Given request: Print all of the entries exactly, minus the pictures.
**** Extracted records
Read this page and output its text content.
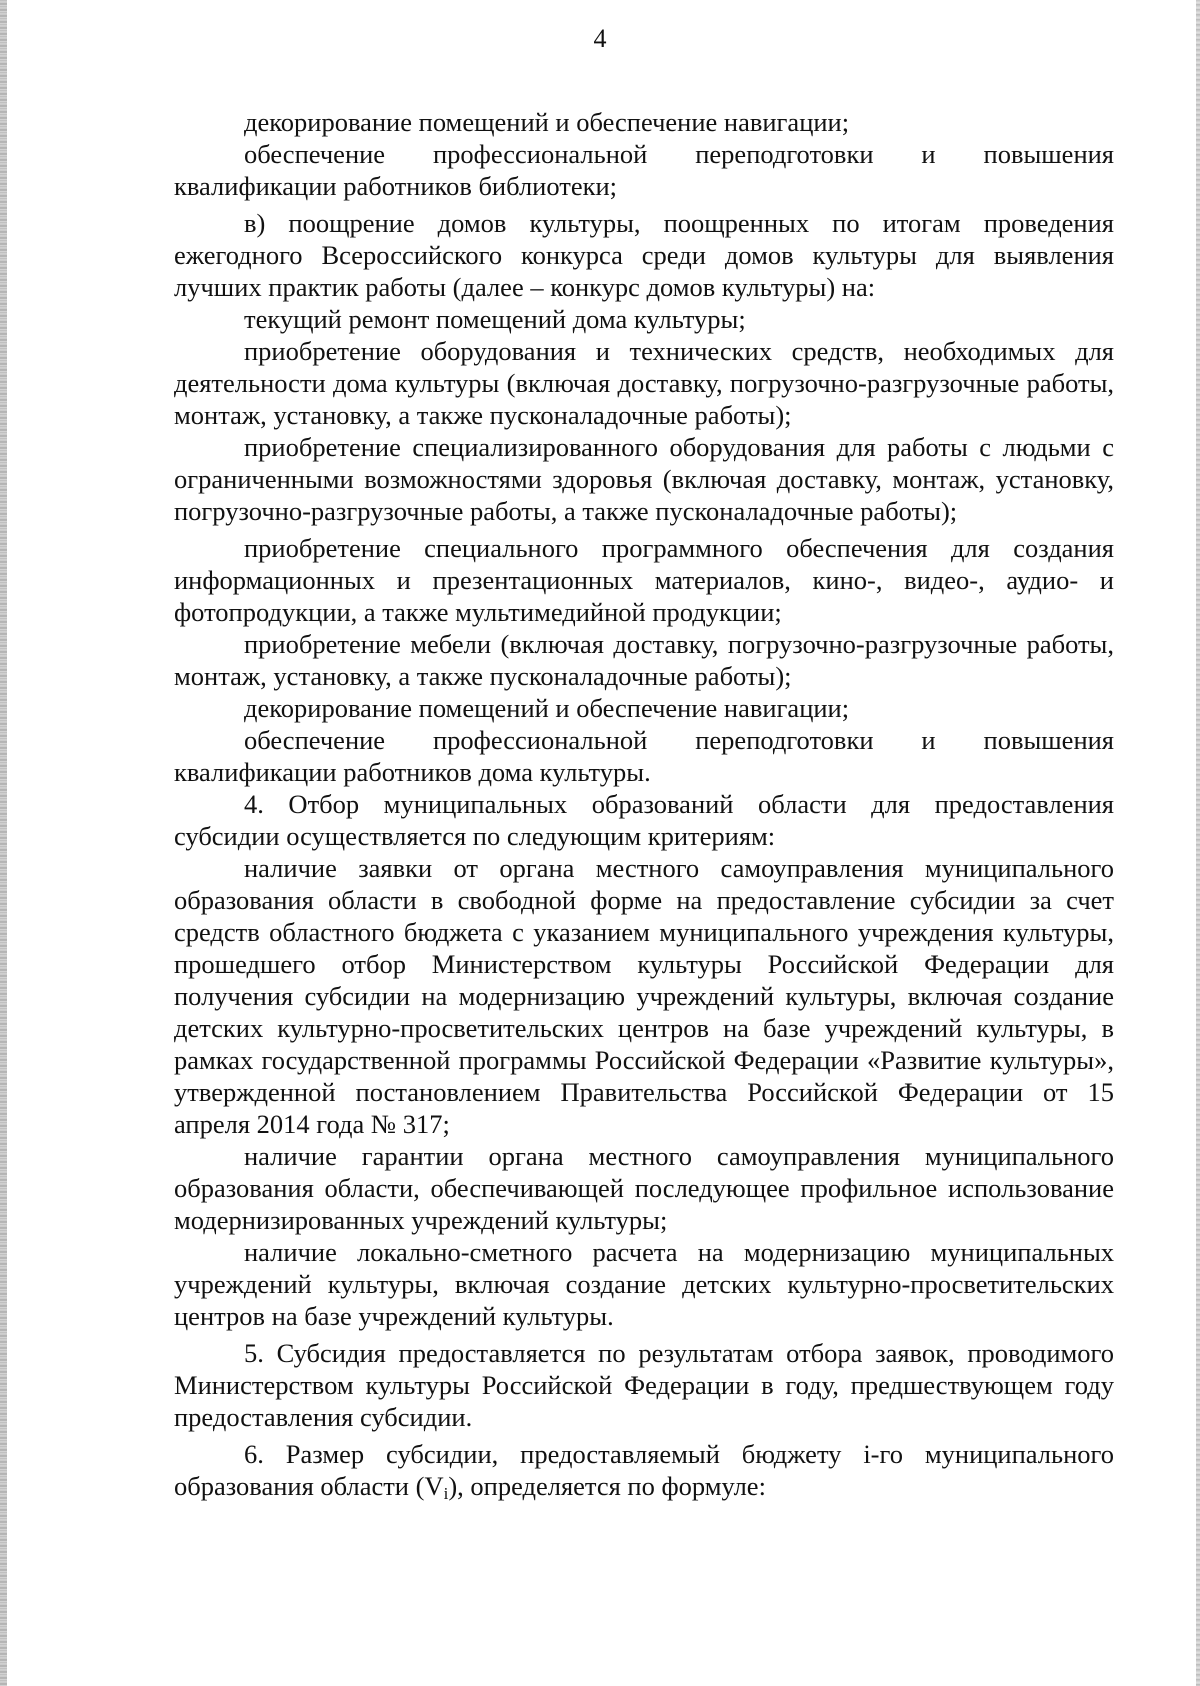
4

декорирование помещений и обеспечение навигации;

обеспечение профессиональной переподготовки и повышения квалификации работников библиотеки;

в) поощрение домов культуры, поощренных по итогам проведения ежегодного Всероссийского конкурса среди домов культуры для выявления лучших практик работы (далее – конкурс домов культуры) на:

текущий ремонт помещений дома культуры;

приобретение оборудования и технических средств, необходимых для деятельности дома культуры (включая доставку, погрузочно-разгрузочные работы, монтаж, установку, а также пусконаладочные работы);

приобретение специализированного оборудования для работы с людьми с ограниченными возможностями здоровья (включая доставку, монтаж, установку, погрузочно-разгрузочные работы, а также пусконаладочные работы);

приобретение специального программного обеспечения для создания информационных и презентационных материалов, кино-, видео-, аудио- и фотопродукции, а также мультимедийной продукции;

приобретение мебели (включая доставку, погрузочно-разгрузочные работы, монтаж, установку, а также пусконаладочные работы);

декорирование помещений и обеспечение навигации;

обеспечение профессиональной переподготовки и повышения квалификации работников дома культуры.

4. Отбор муниципальных образований области для предоставления субсидии осуществляется по следующим критериям:

наличие заявки от органа местного самоуправления муниципального образования области в свободной форме на предоставление субсидии за счет средств областного бюджета с указанием муниципального учреждения культуры, прошедшего отбор Министерством культуры Российской Федерации для получения субсидии на модернизацию учреждений культуры, включая создание детских культурно-просветительских центров на базе учреждений культуры, в рамках государственной программы Российской Федерации «Развитие культуры», утвержденной постановлением Правительства Российской Федерации от 15 апреля 2014 года № 317;

наличие гарантии органа местного самоуправления муниципального образования области, обеспечивающей последующее профильное использование модернизированных учреждений культуры;

наличие локально-сметного расчета на модернизацию муниципальных учреждений культуры, включая создание детских культурно-просветительских центров на базе учреждений культуры.

5. Субсидия предоставляется по результатам отбора заявок, проводимого Министерством культуры Российской Федерации в году, предшествующем году предоставления субсидии.

6. Размер субсидии, предоставляемый бюджету i-го муниципального образования области $(V_i)$, определяется по формуле:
********
Exercise response:
Read this page and output its text content.
4

декорирование помещений и обеспечение навигации;

обеспечение профессиональной переподготовки и повышения квалификации работников библиотеки;

в) поощрение домов культуры, поощренных по итогам проведения ежегодного Всероссийского конкурса среди домов культуры для выявления лучших практик работы (далее – конкурс домов культуры) на:

текущий ремонт помещений дома культуры;

приобретение оборудования и технических средств, необходимых для деятельности дома культуры (включая доставку, погрузочно-разгрузочные работы, монтаж, установку, а также пусконаладочные работы);

приобретение специализированного оборудования для работы с людьми с ограниченными возможностями здоровья (включая доставку, монтаж, установку, погрузочно-разгрузочные работы, а также пусконаладочные работы);

приобретение специального программного обеспечения для создания информационных и презентационных материалов, кино-, видео-, аудио- и фотопродукции, а также мультимедийной продукции;

приобретение мебели (включая доставку, погрузочно-разгрузочные работы, монтаж, установку, а также пусконаладочные работы);

декорирование помещений и обеспечение навигации;

обеспечение профессиональной переподготовки и повышения квалификации работников дома культуры.

4. Отбор муниципальных образований области для предоставления субсидии осуществляется по следующим критериям:

наличие заявки от органа местного самоуправления муниципального образования области в свободной форме на предоставление субсидии за счет средств областного бюджета с указанием муниципального учреждения культуры, прошедшего отбор Министерством культуры Российской Федерации для получения субсидии на модернизацию учреждений культуры, включая создание детских культурно-просветительских центров на базе учреждений культуры, в рамках государственной программы Российской Федерации «Развитие культуры», утвержденной постановлением Правительства Российской Федерации от 15 апреля 2014 года № 317;

наличие гарантии органа местного самоуправления муниципального образования области, обеспечивающей последующее профильное использование модернизированных учреждений культуры;

наличие локально-сметного расчета на модернизацию муниципальных учреждений культуры, включая создание детских культурно-просветительских центров на базе учреждений культуры.

5. Субсидия предоставляется по результатам отбора заявок, проводимого Министерством культуры Российской Федерации в году, предшествующем году предоставления субсидии.

6. Размер субсидии, предоставляемый бюджету i-го муниципального образования области $(V_i)$, определяется по формуле:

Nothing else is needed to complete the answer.